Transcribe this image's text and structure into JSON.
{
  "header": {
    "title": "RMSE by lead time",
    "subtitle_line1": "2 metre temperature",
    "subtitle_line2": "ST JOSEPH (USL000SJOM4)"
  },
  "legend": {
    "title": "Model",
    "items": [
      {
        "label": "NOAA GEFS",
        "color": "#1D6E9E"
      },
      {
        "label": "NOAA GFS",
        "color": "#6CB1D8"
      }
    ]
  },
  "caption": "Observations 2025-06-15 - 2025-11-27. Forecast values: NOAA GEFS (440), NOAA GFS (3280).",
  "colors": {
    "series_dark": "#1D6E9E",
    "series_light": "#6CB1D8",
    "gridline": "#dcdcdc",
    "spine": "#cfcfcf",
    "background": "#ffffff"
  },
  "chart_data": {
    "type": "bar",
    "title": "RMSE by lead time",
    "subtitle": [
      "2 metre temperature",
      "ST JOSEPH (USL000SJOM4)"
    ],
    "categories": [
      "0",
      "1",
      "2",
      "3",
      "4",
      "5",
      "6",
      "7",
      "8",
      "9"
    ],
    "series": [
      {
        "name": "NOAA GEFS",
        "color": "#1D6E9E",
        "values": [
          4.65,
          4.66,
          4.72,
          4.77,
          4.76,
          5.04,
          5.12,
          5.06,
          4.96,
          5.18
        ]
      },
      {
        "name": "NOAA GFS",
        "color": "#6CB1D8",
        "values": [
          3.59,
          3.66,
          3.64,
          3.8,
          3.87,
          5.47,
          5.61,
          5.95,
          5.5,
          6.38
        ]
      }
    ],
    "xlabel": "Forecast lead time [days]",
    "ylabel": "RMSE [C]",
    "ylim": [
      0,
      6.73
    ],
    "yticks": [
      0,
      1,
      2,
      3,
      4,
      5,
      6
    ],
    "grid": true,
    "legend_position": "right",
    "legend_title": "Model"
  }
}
= = =
**STATED GOAL:**
Extract all of the data shown above without alteration.

**WRITTEN RESPONSE:**
Transcribe this image's text and structure into JSON.
{
  "header": {
    "title": "RMSE by lead time",
    "subtitle_line1": "2 metre temperature",
    "subtitle_line2": "ST JOSEPH (USL000SJOM4)"
  },
  "legend": {
    "title": "Model",
    "items": [
      {
        "label": "NOAA GEFS",
        "color": "#1D6E9E"
      },
      {
        "label": "NOAA GFS",
        "color": "#6CB1D8"
      }
    ]
  },
  "caption": "Observations 2025-06-15 - 2025-11-27. Forecast values: NOAA GEFS (440), NOAA GFS (3280).",
  "colors": {
    "series_dark": "#1D6E9E",
    "series_light": "#6CB1D8",
    "gridline": "#dcdcdc",
    "spine": "#cfcfcf",
    "background": "#ffffff"
  },
  "chart_data": {
    "type": "bar",
    "title": "RMSE by lead time",
    "subtitle": [
      "2 metre temperature",
      "ST JOSEPH (USL000SJOM4)"
    ],
    "categories": [
      "0",
      "1",
      "2",
      "3",
      "4",
      "5",
      "6",
      "7",
      "8",
      "9"
    ],
    "series": [
      {
        "name": "NOAA GEFS",
        "color": "#1D6E9E",
        "values": [
          4.65,
          4.66,
          4.72,
          4.77,
          4.76,
          5.04,
          5.12,
          5.06,
          4.96,
          5.18
        ]
      },
      {
        "name": "NOAA GFS",
        "color": "#6CB1D8",
        "values": [
          3.59,
          3.66,
          3.64,
          3.8,
          3.87,
          5.47,
          5.61,
          5.95,
          5.5,
          6.38
        ]
      }
    ],
    "xlabel": "Forecast lead time [days]",
    "ylabel": "RMSE [C]",
    "ylim": [
      0,
      6.73
    ],
    "yticks": [
      0,
      1,
      2,
      3,
      4,
      5,
      6
    ],
    "grid": true,
    "legend_position": "right",
    "legend_title": "Model"
  }
}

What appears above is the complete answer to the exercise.